* Required work *
Every line below should be repeated exactly.

* Dataset items *
━━━━━━━━━━━━━━━━

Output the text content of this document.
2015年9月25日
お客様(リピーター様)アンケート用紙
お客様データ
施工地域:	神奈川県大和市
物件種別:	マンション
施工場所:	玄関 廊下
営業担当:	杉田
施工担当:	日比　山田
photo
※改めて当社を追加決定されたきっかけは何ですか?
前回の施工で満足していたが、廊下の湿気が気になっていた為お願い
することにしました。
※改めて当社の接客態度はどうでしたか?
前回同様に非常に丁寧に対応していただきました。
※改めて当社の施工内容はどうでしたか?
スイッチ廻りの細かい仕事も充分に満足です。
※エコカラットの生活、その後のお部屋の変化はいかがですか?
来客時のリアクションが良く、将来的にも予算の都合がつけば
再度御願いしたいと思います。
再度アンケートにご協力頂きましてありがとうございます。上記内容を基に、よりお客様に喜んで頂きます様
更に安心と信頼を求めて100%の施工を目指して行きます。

━━━━━━━━━━━━━━━━

* Full output *
Output the text content of this document.
2015年9月25日
お客様(リピーター様)アンケート用紙
お客様データ
施工地域:	神奈川県大和市
物件種別:	マンション
施工場所:	玄関 廊下
営業担当:	杉田
施工担当:	日比　山田
photo
※改めて当社を追加決定されたきっかけは何ですか?
前回の施工で満足していたが、廊下の湿気が気になっていた為お願い
することにしました。
※改めて当社の接客態度はどうでしたか?
前回同様に非常に丁寧に対応していただきました。
※改めて当社の施工内容はどうでしたか?
スイッチ廻りの細かい仕事も充分に満足です。
※エコカラットの生活、その後のお部屋の変化はいかがですか?
来客時のリアクションが良く、将来的にも予算の都合がつけば
再度御願いしたいと思います。
再度アンケートにご協力頂きましてありがとうございます。上記内容を基に、よりお客様に喜んで頂きます様
更に安心と信頼を求めて100%の施工を目指して行きます。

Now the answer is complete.